§ TASK GOAL
From the entries that follow, gather each line holding the word "Hedged".

#####

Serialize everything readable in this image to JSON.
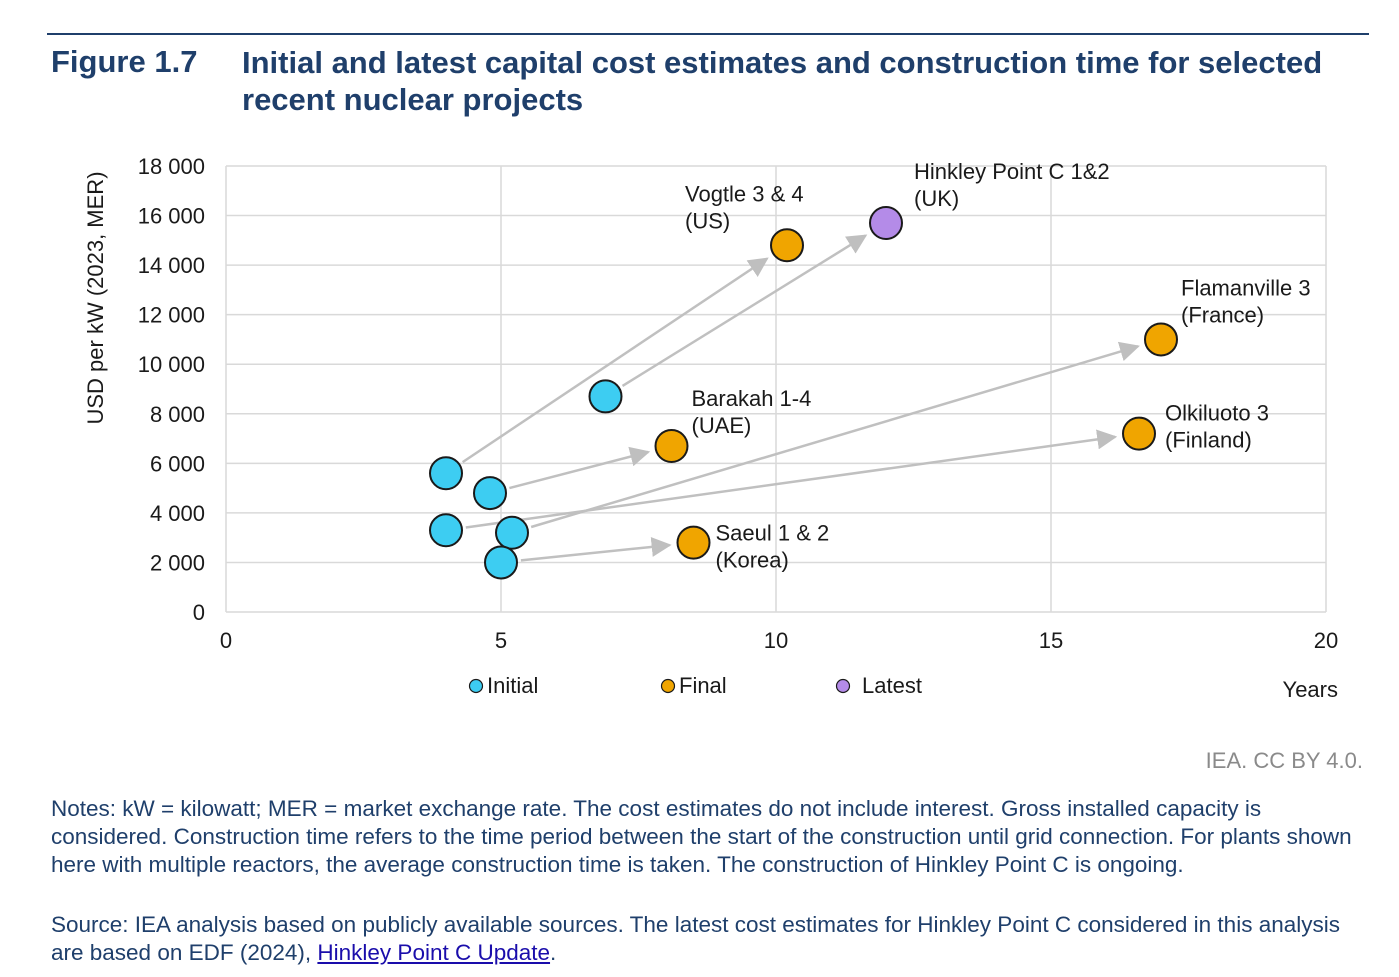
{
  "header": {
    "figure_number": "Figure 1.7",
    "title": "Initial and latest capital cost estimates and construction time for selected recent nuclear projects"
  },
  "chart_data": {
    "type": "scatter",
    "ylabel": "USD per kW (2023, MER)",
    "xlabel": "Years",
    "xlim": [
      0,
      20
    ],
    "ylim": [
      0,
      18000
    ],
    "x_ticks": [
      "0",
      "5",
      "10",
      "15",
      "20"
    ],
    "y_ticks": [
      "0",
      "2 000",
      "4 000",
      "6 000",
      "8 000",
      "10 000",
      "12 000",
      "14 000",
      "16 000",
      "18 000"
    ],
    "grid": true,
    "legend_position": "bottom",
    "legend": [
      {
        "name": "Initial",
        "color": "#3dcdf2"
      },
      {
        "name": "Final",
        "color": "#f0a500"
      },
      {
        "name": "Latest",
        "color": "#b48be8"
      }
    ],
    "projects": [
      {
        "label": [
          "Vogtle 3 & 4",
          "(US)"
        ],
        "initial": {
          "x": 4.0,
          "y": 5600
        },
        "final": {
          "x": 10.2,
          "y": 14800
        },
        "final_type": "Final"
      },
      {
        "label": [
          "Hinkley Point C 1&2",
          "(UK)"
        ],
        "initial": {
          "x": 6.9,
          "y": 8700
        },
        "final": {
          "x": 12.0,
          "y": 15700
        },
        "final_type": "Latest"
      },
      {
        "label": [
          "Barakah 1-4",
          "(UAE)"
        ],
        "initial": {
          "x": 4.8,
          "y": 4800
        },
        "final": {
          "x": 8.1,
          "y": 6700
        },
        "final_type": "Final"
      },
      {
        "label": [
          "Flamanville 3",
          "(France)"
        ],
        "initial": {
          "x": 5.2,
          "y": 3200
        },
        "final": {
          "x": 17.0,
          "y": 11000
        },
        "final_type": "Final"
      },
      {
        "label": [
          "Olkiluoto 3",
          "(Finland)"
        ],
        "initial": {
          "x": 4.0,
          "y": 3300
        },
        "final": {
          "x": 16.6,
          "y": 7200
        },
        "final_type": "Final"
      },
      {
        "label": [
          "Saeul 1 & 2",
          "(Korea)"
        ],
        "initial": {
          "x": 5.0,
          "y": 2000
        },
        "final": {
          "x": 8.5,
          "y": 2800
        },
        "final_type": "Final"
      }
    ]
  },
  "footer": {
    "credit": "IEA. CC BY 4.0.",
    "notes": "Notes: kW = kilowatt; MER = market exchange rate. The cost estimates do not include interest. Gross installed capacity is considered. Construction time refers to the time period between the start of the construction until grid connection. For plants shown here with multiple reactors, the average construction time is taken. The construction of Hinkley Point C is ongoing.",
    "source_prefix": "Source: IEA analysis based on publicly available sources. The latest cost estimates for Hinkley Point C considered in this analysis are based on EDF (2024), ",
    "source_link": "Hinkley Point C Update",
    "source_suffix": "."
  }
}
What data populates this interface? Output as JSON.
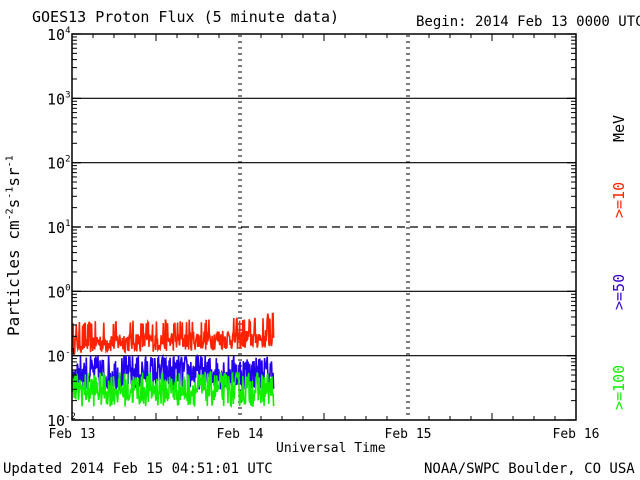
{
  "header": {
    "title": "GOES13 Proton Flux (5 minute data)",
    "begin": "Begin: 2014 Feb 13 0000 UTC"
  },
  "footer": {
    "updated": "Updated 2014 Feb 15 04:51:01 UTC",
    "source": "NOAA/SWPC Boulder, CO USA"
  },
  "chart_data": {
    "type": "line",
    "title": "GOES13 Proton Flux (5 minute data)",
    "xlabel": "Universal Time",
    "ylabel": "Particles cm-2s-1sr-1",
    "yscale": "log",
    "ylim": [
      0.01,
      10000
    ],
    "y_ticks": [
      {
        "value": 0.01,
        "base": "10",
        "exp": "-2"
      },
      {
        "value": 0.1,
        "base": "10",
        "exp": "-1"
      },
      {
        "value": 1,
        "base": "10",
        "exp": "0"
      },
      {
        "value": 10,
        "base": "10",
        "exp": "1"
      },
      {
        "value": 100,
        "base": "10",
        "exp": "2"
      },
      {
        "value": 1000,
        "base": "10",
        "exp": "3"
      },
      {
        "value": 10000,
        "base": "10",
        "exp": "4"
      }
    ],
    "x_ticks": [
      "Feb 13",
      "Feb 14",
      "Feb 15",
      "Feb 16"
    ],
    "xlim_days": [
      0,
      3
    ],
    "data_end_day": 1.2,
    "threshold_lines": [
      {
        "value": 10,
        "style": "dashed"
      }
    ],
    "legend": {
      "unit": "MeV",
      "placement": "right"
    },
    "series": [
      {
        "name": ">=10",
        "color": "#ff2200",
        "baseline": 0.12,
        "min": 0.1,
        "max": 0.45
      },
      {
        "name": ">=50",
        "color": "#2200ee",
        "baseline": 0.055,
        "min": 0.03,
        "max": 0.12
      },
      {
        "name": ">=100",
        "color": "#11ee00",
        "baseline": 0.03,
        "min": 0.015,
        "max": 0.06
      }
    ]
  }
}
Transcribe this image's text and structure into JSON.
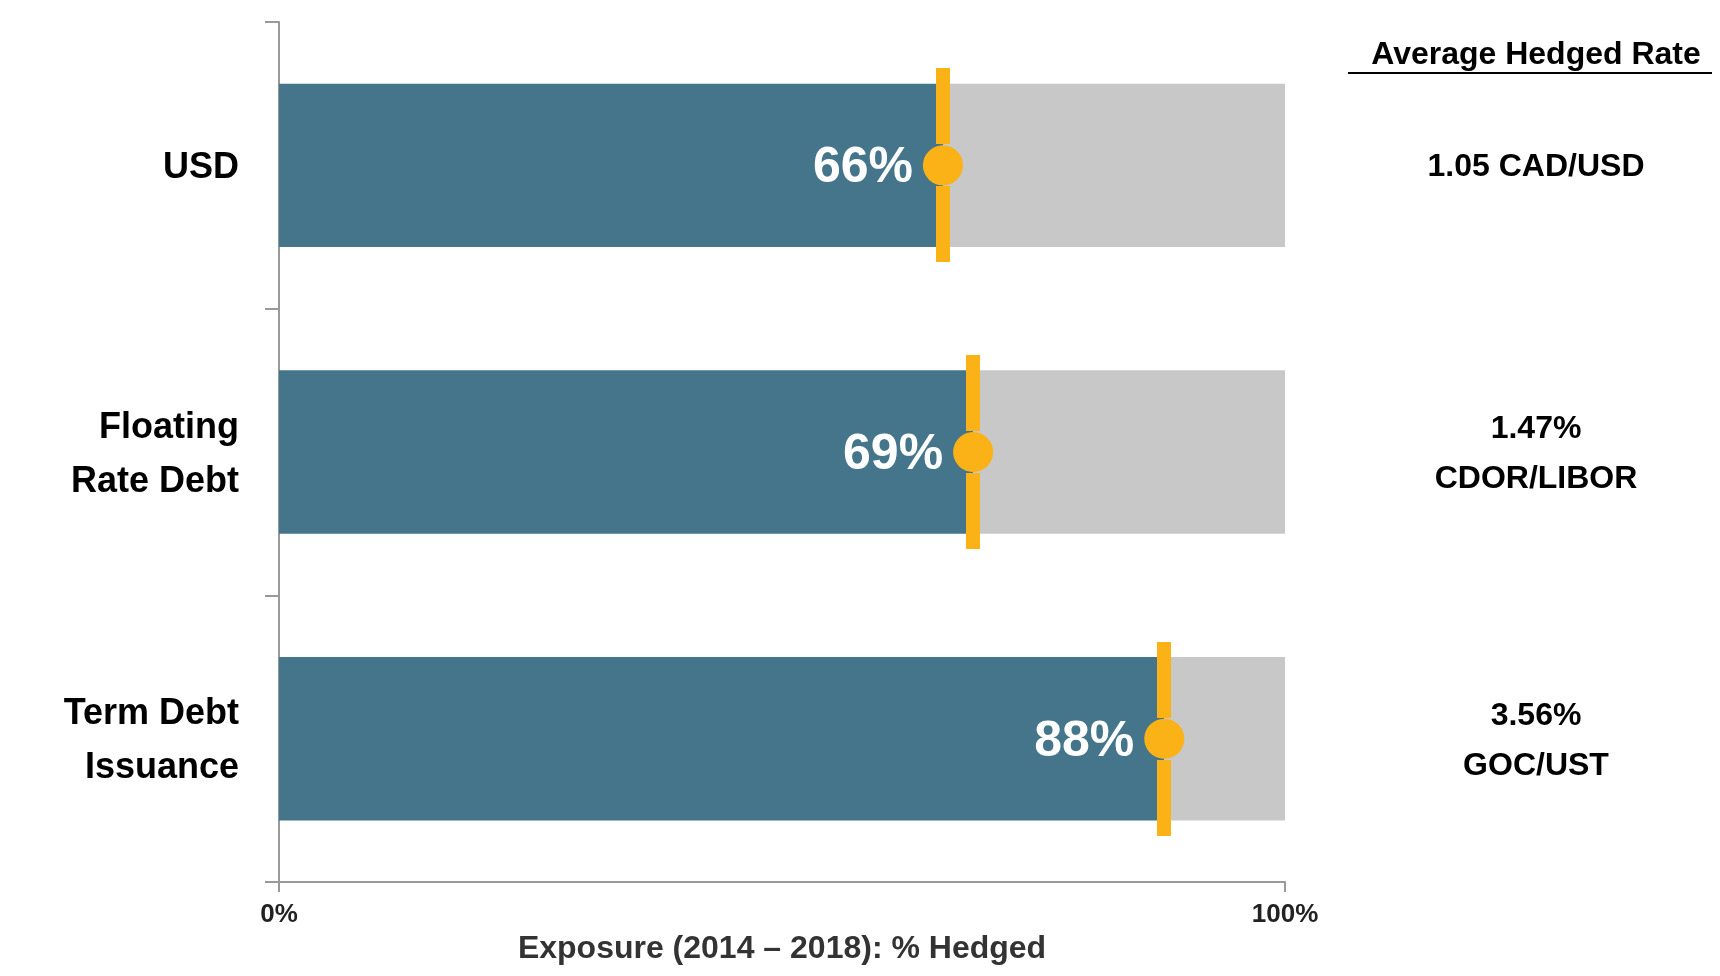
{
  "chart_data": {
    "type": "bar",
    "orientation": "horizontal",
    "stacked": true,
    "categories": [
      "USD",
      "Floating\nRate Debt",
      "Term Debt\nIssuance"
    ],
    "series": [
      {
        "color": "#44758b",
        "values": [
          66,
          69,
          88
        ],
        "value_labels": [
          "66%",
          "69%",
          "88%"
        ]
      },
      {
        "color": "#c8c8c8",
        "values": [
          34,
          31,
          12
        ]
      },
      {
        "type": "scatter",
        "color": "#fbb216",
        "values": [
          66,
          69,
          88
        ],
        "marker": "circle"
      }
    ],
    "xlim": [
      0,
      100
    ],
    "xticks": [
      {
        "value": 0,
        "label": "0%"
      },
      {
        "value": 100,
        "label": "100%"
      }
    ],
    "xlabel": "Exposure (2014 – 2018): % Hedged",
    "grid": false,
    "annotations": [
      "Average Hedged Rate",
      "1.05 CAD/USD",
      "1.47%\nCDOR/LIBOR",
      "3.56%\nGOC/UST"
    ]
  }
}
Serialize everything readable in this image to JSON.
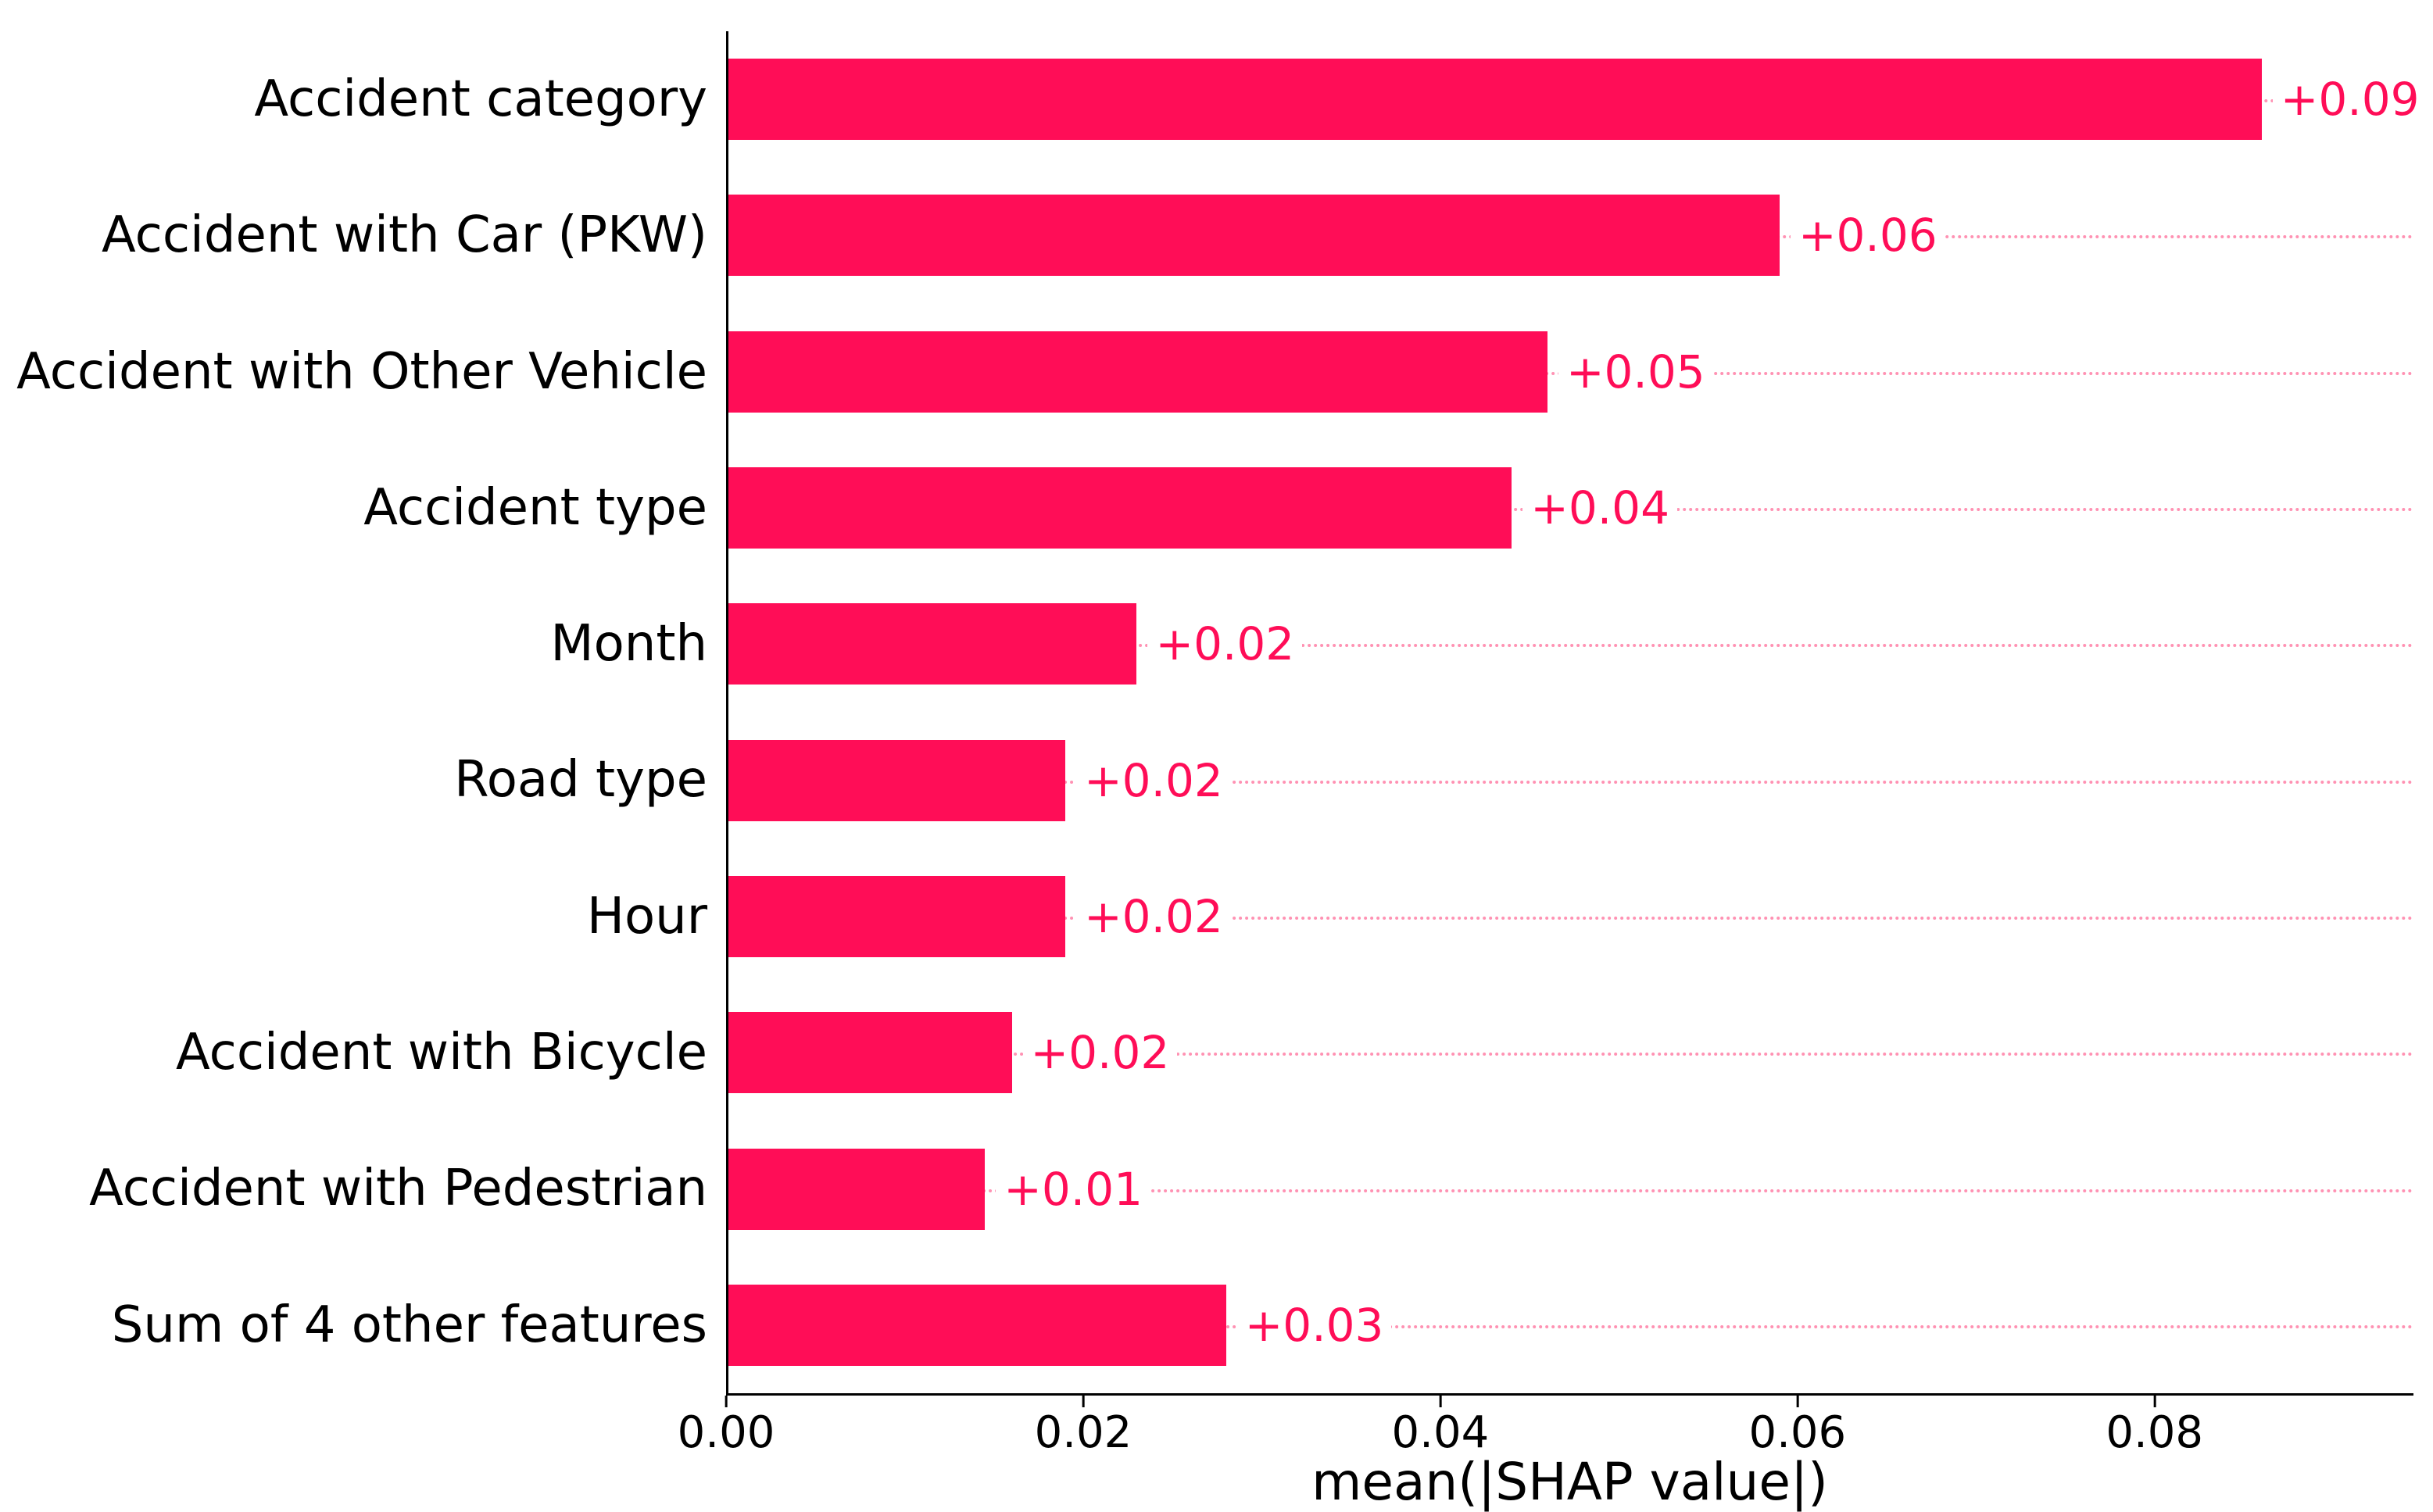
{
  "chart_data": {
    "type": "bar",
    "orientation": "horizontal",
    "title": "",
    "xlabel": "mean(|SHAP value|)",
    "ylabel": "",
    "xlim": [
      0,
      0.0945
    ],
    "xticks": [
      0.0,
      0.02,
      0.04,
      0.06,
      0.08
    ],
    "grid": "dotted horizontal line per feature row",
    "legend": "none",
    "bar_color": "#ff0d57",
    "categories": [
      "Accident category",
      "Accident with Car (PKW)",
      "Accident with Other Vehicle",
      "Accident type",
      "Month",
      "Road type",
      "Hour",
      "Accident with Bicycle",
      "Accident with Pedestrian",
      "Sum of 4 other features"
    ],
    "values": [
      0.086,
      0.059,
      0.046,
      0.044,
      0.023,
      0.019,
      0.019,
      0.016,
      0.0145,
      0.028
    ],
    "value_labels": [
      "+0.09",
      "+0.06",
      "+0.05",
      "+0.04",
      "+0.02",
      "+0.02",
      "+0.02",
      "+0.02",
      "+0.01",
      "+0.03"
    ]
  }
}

#####

§ EXERCISE OUTPUT
    "xlabel": "Exposure (2014 – 2018): % Hedged",
      "Average Hedged Rate",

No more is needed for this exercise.